**OBJECTIVE**
Below is some material; transcribe all of it exactly.

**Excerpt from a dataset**

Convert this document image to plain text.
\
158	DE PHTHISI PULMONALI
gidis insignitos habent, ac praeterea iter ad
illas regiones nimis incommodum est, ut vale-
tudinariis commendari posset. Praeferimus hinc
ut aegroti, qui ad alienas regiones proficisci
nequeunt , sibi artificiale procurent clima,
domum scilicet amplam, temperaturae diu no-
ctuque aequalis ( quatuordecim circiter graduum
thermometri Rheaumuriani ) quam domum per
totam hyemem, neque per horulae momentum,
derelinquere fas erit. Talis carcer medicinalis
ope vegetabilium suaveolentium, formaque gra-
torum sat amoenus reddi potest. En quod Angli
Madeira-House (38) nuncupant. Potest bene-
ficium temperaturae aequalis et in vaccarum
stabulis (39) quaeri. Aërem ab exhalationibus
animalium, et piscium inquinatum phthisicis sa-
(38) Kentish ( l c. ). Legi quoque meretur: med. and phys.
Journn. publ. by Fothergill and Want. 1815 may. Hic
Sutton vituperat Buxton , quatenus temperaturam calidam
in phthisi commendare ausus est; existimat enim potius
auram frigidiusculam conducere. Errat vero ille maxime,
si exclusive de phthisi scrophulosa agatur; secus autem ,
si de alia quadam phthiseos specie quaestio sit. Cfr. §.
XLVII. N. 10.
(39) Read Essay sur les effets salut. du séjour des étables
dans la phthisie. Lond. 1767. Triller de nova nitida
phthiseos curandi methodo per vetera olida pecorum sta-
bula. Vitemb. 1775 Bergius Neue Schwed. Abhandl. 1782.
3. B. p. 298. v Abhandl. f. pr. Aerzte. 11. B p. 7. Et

**TASK RESULT**
Convert this document image to plain text.
\
158	DE PHTHISI PULMONALI
gidis insignitos habent, ac praeterea iter ad
illas regiones nimis incommodum est, ut vale-
tudinariis commendari posset. Praeferimus hinc
ut aegroti, qui ad alienas regiones proficisci
nequeunt , sibi artificiale procurent clima,
domum scilicet amplam, temperaturae diu no-
ctuque aequalis ( quatuordecim circiter graduum
thermometri Rheaumuriani ) quam domum per
totam hyemem, neque per horulae momentum,
derelinquere fas erit. Talis carcer medicinalis
ope vegetabilium suaveolentium, formaque gra-
torum sat amoenus reddi potest. En quod Angli
Madeira-House (38) nuncupant. Potest bene-
ficium temperaturae aequalis et in vaccarum
stabulis (39) quaeri. Aërem ab exhalationibus
animalium, et piscium inquinatum phthisicis sa-
(38) Kentish ( l c. ). Legi quoque meretur: med. and phys.
Journn. publ. by Fothergill and Want. 1815 may. Hic
Sutton vituperat Buxton , quatenus temperaturam calidam
in phthisi commendare ausus est; existimat enim potius
auram frigidiusculam conducere. Errat vero ille maxime,
si exclusive de phthisi scrophulosa agatur; secus autem ,
si de alia quadam phthiseos specie quaestio sit. Cfr. §.
XLVII. N. 10.
(39) Read Essay sur les effets salut. du séjour des étables
dans la phthisie. Lond. 1767. Triller de nova nitida
phthiseos curandi methodo per vetera olida pecorum sta-
bula. Vitemb. 1775 Bergius Neue Schwed. Abhandl. 1782.
3. B. p. 298. v Abhandl. f. pr. Aerzte. 11. B p. 7. Et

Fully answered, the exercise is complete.